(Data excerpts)
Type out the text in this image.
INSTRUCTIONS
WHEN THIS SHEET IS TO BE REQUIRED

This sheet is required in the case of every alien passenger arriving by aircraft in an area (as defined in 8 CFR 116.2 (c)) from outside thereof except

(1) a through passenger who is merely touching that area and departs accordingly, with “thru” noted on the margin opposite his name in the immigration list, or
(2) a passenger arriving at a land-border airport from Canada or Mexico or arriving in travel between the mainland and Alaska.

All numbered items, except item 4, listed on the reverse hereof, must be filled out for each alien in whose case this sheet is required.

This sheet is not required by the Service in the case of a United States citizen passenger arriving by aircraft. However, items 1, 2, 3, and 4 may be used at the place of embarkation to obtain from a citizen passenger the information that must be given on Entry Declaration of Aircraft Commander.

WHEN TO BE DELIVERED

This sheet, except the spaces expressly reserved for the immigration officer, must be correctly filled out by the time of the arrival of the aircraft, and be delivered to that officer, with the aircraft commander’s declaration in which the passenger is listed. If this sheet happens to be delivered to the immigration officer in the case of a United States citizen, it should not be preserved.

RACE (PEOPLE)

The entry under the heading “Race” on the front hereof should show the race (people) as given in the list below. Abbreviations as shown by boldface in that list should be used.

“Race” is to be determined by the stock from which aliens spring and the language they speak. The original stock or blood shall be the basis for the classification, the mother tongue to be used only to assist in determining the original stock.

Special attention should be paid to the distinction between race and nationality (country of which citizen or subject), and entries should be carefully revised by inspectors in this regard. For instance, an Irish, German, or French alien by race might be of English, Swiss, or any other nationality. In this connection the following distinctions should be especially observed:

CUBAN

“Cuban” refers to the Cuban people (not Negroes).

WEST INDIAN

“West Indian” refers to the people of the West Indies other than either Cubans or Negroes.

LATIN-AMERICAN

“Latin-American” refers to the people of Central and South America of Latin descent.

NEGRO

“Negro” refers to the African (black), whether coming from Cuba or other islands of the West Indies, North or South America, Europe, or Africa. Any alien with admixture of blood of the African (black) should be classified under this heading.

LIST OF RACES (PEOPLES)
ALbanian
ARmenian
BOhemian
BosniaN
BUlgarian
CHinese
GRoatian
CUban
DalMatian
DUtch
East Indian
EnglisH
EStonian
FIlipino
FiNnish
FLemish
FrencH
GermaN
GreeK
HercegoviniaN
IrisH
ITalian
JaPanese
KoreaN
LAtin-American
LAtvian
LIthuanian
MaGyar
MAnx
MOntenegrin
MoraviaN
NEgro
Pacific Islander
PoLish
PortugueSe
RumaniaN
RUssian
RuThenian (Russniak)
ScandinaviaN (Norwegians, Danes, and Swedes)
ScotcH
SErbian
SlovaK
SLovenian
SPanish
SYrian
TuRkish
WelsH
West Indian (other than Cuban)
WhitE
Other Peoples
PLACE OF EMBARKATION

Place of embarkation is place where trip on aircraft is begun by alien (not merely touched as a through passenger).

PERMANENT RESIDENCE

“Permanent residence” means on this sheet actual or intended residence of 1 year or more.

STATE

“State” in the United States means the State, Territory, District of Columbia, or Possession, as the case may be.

### Requirement
Retype all of the entries precisely as they are.

### Written solution
Type out the text in this image.
INSTRUCTIONS
WHEN THIS SHEET IS TO BE REQUIRED

This sheet is required in the case of every alien passenger arriving by aircraft in an area (as defined in 8 CFR 116.2 (c)) from outside thereof except

(1) a through passenger who is merely touching that area and departs accordingly, with “thru” noted on the margin opposite his name in the immigration list, or
(2) a passenger arriving at a land-border airport from Canada or Mexico or arriving in travel between the mainland and Alaska.

All numbered items, except item 4, listed on the reverse hereof, must be filled out for each alien in whose case this sheet is required.

This sheet is not required by the Service in the case of a United States citizen passenger arriving by aircraft. However, items 1, 2, 3, and 4 may be used at the place of embarkation to obtain from a citizen passenger the information that must be given on Entry Declaration of Aircraft Commander.

WHEN TO BE DELIVERED

This sheet, except the spaces expressly reserved for the immigration officer, must be correctly filled out by the time of the arrival of the aircraft, and be delivered to that officer, with the aircraft commander’s declaration in which the passenger is listed. If this sheet happens to be delivered to the immigration officer in the case of a United States citizen, it should not be preserved.

RACE (PEOPLE)

The entry under the heading “Race” on the front hereof should show the race (people) as given in the list below. Abbreviations as shown by boldface in that list should be used.

“Race” is to be determined by the stock from which aliens spring and the language they speak. The original stock or blood shall be the basis for the classification, the mother tongue to be used only to assist in determining the original stock.

Special attention should be paid to the distinction between race and nationality (country of which citizen or subject), and entries should be carefully revised by inspectors in this regard. For instance, an Irish, German, or French alien by race might be of English, Swiss, or any other nationality. In this connection the following distinctions should be especially observed:

CUBAN

“Cuban” refers to the Cuban people (not Negroes).

WEST INDIAN

“West Indian” refers to the people of the West Indies other than either Cubans or Negroes.

LATIN-AMERICAN

“Latin-American” refers to the people of Central and South America of Latin descent.

NEGRO

“Negro” refers to the African (black), whether coming from Cuba or other islands of the West Indies, North or South America, Europe, or Africa. Any alien with admixture of blood of the African (black) should be classified under this heading.

LIST OF RACES (PEOPLES)
ALbanian
ARmenian
BOhemian
BosniaN
BUlgarian
CHinese
GRoatian
CUban
DalMatian
DUtch
East Indian
EnglisH
EStonian
FIlipino
FiNnish
FLemish
FrencH
GermaN
GreeK
HercegoviniaN
IrisH
ITalian
JaPanese
KoreaN
LAtin-American
LAtvian
LIthuanian
MaGyar
MAnx
MOntenegrin
MoraviaN
NEgro
Pacific Islander
PoLish
PortugueSe
RumaniaN
RUssian
RuThenian (Russniak)
ScandinaviaN (Norwegians, Danes, and Swedes)
ScotcH
SErbian
SlovaK
SLovenian
SPanish
SYrian
TuRkish
WelsH
West Indian (other than Cuban)
WhitE
Other Peoples
PLACE OF EMBARKATION

Place of embarkation is place where trip on aircraft is begun by alien (not merely touched as a through passenger).

PERMANENT RESIDENCE

“Permanent residence” means on this sheet actual or intended residence of 1 year or more.

STATE

“State” in the United States means the State, Territory, District of Columbia, or Possession, as the case may be.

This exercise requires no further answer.